GIVEN EXERCISE: State only how many lines contain the string "reference".

• • • • •

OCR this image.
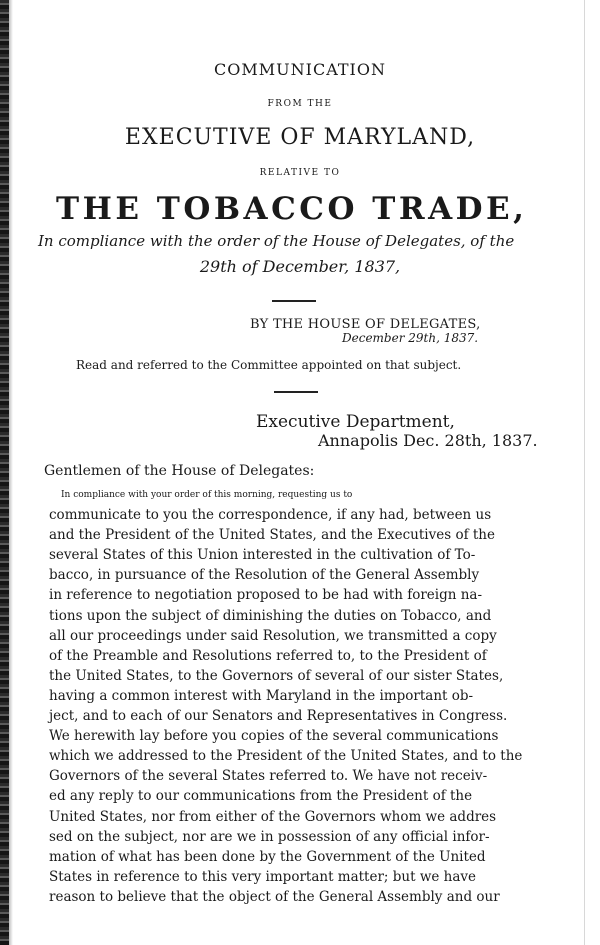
COMMUNICATION
FROM THE
EXECUTIVE OF MARYLAND,
RELATIVE TO
THE TOBACCO TRADE,
In compliance with the order of the House of Delegates, of the
29th of December, 1837,
BY THE HOUSE OF DELEGATES,
December 29th, 1837.
Read and referred to the Committee appointed on that subject.
Executive Department,
Annapolis Dec. 28th, 1837.
Gentlemen of the House of Delegates:
In compliance with your order of this morning, requesting us to
communicate to you the correspondence, if any had, between us
and the President of the United States, and the Executives of the
several States of this Union interested in the cultivation of To-
bacco, in pursuance of the Resolution of the General Assembly
in reference to negotiation proposed to be had with foreign na-
tions upon the subject of diminishing the duties on Tobacco, and
all our proceedings under said Resolution, we transmitted a copy
of the Preamble and Resolutions referred to, to the President of
the United States, to the Governors of several of our sister States,
having a common interest with Maryland in the important ob-
ject, and to each of our Senators and Representatives in Congress.
We herewith lay before you copies of the several communications
which we addressed to the President of the United States, and to the
Governors of the several States referred to. We have not receiv-
ed any reply to our communications from the President of the
United States, nor from either of the Governors whom we addres
sed on the subject, nor are we in possession of any official infor-
mation of what has been done by the Government of the United
States in reference to this very important matter; but we have
reason to believe that the object of the General Assembly and our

• • • • •

RESPONSE TO THE EXERCISE: 2